Dataset rows
◇ ◇ ◇ ◇ ◇
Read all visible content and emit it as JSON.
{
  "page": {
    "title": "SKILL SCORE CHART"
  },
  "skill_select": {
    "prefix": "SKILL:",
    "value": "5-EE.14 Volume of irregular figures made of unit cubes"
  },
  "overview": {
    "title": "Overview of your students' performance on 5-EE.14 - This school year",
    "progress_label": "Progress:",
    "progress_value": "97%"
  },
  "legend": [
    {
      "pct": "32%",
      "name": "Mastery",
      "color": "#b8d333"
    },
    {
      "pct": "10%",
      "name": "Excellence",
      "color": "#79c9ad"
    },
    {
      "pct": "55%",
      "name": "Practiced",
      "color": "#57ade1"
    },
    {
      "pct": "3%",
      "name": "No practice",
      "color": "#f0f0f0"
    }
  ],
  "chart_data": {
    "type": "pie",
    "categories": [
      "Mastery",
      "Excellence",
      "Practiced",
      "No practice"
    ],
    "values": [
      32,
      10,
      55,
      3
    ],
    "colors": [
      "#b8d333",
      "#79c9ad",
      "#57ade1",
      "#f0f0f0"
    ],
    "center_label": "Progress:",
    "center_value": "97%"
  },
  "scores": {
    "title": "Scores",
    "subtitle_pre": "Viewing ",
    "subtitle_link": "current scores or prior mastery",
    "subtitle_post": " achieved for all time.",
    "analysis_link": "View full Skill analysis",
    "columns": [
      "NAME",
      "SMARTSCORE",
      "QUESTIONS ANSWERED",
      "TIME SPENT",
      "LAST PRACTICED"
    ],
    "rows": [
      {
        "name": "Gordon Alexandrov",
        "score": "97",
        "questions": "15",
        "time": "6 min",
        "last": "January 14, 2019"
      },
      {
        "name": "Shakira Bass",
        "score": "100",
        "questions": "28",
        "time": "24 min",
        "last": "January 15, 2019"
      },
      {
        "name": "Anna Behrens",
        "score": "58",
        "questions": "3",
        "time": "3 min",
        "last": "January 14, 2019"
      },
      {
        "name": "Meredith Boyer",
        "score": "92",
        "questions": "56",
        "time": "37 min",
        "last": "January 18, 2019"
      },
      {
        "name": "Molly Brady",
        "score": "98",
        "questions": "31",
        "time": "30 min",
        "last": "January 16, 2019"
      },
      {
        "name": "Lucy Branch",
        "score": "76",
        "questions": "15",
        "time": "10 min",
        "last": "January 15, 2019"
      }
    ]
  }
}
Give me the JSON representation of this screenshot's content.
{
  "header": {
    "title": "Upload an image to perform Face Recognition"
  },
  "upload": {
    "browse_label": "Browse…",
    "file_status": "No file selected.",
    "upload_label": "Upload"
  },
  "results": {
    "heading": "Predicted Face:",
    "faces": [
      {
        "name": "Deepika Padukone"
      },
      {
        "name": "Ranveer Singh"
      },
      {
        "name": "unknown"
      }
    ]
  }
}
◇ ◇ ◇ ◇ ◇
*Stated task:*
Repeat each of the entries above precisely as given.

*Solution for this problem:*
Read all visible content and emit it as JSON.
{
  "page": {
    "title": "SKILL SCORE CHART"
  },
  "skill_select": {
    "prefix": "SKILL:",
    "value": "5-EE.14 Volume of irregular figures made of unit cubes"
  },
  "overview": {
    "title": "Overview of your students' performance on 5-EE.14 - This school year",
    "progress_label": "Progress:",
    "progress_value": "97%"
  },
  "legend": [
    {
      "pct": "32%",
      "name": "Mastery",
      "color": "#b8d333"
    },
    {
      "pct": "10%",
      "name": "Excellence",
      "color": "#79c9ad"
    },
    {
      "pct": "55%",
      "name": "Practiced",
      "color": "#57ade1"
    },
    {
      "pct": "3%",
      "name": "No practice",
      "color": "#f0f0f0"
    }
  ],
  "chart_data": {
    "type": "pie",
    "categories": [
      "Mastery",
      "Excellence",
      "Practiced",
      "No practice"
    ],
    "values": [
      32,
      10,
      55,
      3
    ],
    "colors": [
      "#b8d333",
      "#79c9ad",
      "#57ade1",
      "#f0f0f0"
    ],
    "center_label": "Progress:",
    "center_value": "97%"
  },
  "scores": {
    "title": "Scores",
    "subtitle_pre": "Viewing ",
    "subtitle_link": "current scores or prior mastery",
    "subtitle_post": " achieved for all time.",
    "analysis_link": "View full Skill analysis",
    "columns": [
      "NAME",
      "SMARTSCORE",
      "QUESTIONS ANSWERED",
      "TIME SPENT",
      "LAST PRACTICED"
    ],
    "rows": [
      {
        "name": "Gordon Alexandrov",
        "score": "97",
        "questions": "15",
        "time": "6 min",
        "last": "January 14, 2019"
      },
      {
        "name": "Shakira Bass",
        "score": "100",
        "questions": "28",
        "time": "24 min",
        "last": "January 15, 2019"
      },
      {
        "name": "Anna Behrens",
        "score": "58",
        "questions": "3",
        "time": "3 min",
        "last": "January 14, 2019"
      },
      {
        "name": "Meredith Boyer",
        "score": "92",
        "questions": "56",
        "time": "37 min",
        "last": "January 18, 2019"
      },
      {
        "name": "Molly Brady",
        "score": "98",
        "questions": "31",
        "time": "30 min",
        "last": "January 16, 2019"
      },
      {
        "name": "Lucy Branch",
        "score": "76",
        "questions": "15",
        "time": "10 min",
        "last": "January 15, 2019"
      }
    ]
  }
}
Give me the JSON representation of this screenshot's content.
{
  "header": {
    "title": "Upload an image to perform Face Recognition"
  },
  "upload": {
    "browse_label": "Browse…",
    "file_status": "No file selected.",
    "upload_label": "Upload"
  },
  "results": {
    "heading": "Predicted Face:",
    "faces": [
      {
        "name": "Deepika Padukone"
      },
      {
        "name": "Ranveer Singh"
      },
      {
        "name": "unknown"
      }
    ]
  }
}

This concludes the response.